■ WHAT YOU SHOULD DO: Go through the records and report each line holding the string "parts".

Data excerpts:
==============================

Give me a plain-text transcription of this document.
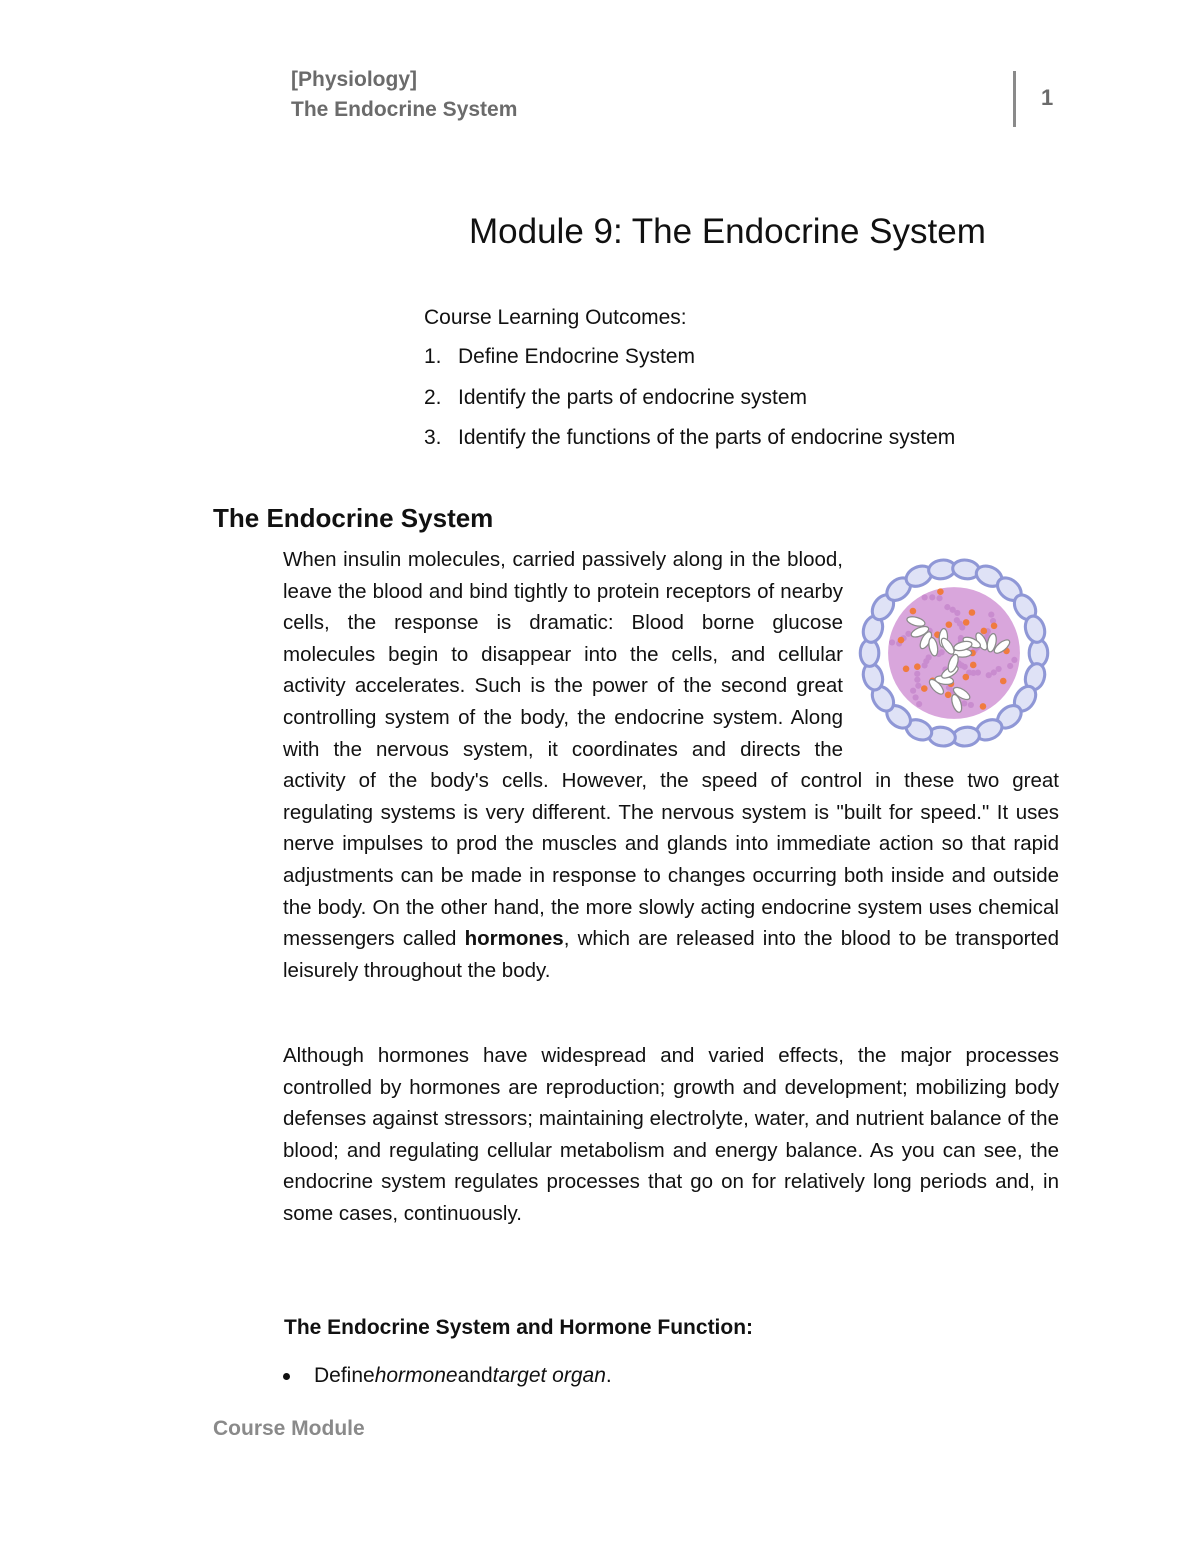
[Physiology]
The Endocrine System	1
Module 9: The Endocrine System
Course Learning Outcomes:
1. Define Endocrine System
2. Identify the parts of endocrine system
3. Identify the functions of the parts of endocrine system
The Endocrine System

When insulin molecules, carried passively along in the blood, leave the blood and bind tightly to protein receptors of nearby cells, the response is dramatic: Blood borne glucose molecules begin to disappear into the cells, and cellular activity accelerates. Such is the power of the second great controlling system of the body, the endocrine system. Along with the nervous system, it coordinates and directs the activity of the body's cells. However, the speed of control in these two great regulating systems is very different. The nervous system is "built for speed." It uses nerve impulses to prod the muscles and glands into immediate action so that rapid adjustments can be made in response to changes occurring both inside and outside the body. On the other hand, the more slowly acting endocrine system uses chemical messengers called hormones, which are released into the blood to be transported leisurely throughout the body.

Although hormones have widespread and varied effects, the major processes controlled by hormones are reproduction; growth and development; mobilizing body defenses against stressors; maintaining electrolyte, water, and nutrient balance of the blood; and regulating cellular metabolism and energy balance. As you can see, the endocrine system regulates processes that go on for relatively long periods and, in some cases, continuously.

The Endocrine System and Hormone Function:
Define hormone and target organ .
Course Module
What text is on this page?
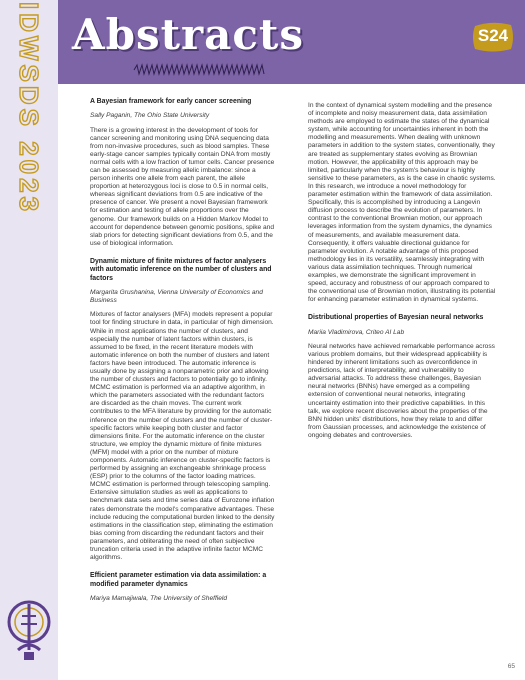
IDWSDS 2023 Abstracts	S24

A Bayesian framework for early cancer screening

Sally Paganin, The Ohio State University

There is a growing interest in the development of tools for cancer screening and monitoring using DNA sequencing data from non-invasive procedures, such as blood samples. These early-stage cancer samples typically contain DNA from mostly normal cells with a low fraction of tumor cells. Cancer presence can be assessed by measuring allelic imbalance: since a person inherits one allele from each parent, the allele proportion at heterozygous loci is close to 0.5 in normal cells, whereas significant deviations from 0.5 are indicative of the presence of cancer. We present a novel Bayesian framework for estimation and testing of allele proportions over the genome. Our framework builds on a Hidden Markov Model to account for dependence between genomic positions, spike and slab priors for detecting significant deviations from 0.5, and the use of biological information.

Dynamic mixture of finite mixtures of factor analysers with automatic inference on the number of clusters and factors

Margarita Grushanina, Vienna University of Economics and Business

Mixtures of factor analysers (MFA) models represent a popular tool for finding structure in data, in particular of high dimension. While in most applications the number of clusters, and especially the number of latent factors within clusters, is assumed to be fixed, in the recent literature models with automatic inference on both the number of clusters and latent factors have been introduced. The automatic inference is usually done by assigning a nonparametric prior and allowing the number of clusters and factors to potentially go to infinity. MCMC estimation is performed via an adaptive algorithm, in which the parameters associated with the redundant factors are discarded as the chain moves. The current work contributes to the MFA literature by providing for the automatic inference on the number of clusters and the number of cluster-specific factors while keeping both cluster and factor dimensions finite. For the automatic inference on the cluster structure, we employ the dynamic mixture of finite mixtures (MFM) model with a prior on the number of mixture components. Automatic inference on cluster-specific factors is performed by assigning an exchangeable shrinkage process (ESP) prior to the columns of the factor loading matrices. MCMC estimation is performed through telescoping sampling. Extensive simulation studies as well as applications to benchmark data sets and time series data of Eurozone inflation rates demonstrate the model's comparative advantages. These include reducing the computational burden linked to the density estimations in the classification step, eliminating the estimation bias coming from discarding the redundant factors and their parameters, and obliterating the need of often subjective truncation criteria used in the adaptive infinite factor MCMC algorithms.

Efficient parameter estimation via data assimilation: a modified parameter dynamics

Mariya Mamajiwala, The University of Sheffield

In the context of dynamical system modelling and the presence of incomplete and noisy measurement data, data assimilation methods are employed to estimate the states of the dynamical system, while accounting for uncertainties inherent in both the modelling and measurements. When dealing with unknown parameters in addition to the system states, conventionally, they are treated as supplementary states evolving as Brownian motion. However, the applicability of this approach may be limited, particularly when the system's behaviour is highly sensitive to these parameters, as is the case in chaotic systems. In this research, we introduce a novel methodology for parameter estimation within the framework of data assimilation. Specifically, this is accomplished by introducing a Langevin diffusion process to describe the evolution of parameters. In contrast to the conventional Brownian motion, our approach leverages information from the system dynamics, the dynamics of measurements, and available measurement data. Consequently, it offers valuable directional guidance for parameter evolution. A notable advantage of this proposed methodology lies in its versatility, seamlessly integrating with various data assimilation techniques. Through numerical examples, we demonstrate the significant improvement in speed, accuracy and robustness of our approach compared to the conventional use of Brownian motion, illustrating its potential for enhancing parameter estimation in dynamical systems.

Distributional properties of Bayesian neural networks

Mariia Vladimirova, Criteo AI Lab

Neural networks have achieved remarkable performance across various problem domains, but their widespread applicability is hindered by inherent limitations such as overconfidence in predictions, lack of interpretability, and vulnerability to adversarial attacks. To address these challenges, Bayesian neural networks (BNNs) have emerged as a compelling extension of conventional neural networks, integrating uncertainty estimation into their predictive capabilities. In this talk, we explore recent discoveries about the properties of the BNN hidden units' distributions, how they relate to and differ from Gaussian processes, and acknowledge the existence of ongoing debates and controversies.

65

==============================

■ WRITTEN REPLY:
2. Identify the parts of endocrine system
3. Identify the functions of the parts of endocrine system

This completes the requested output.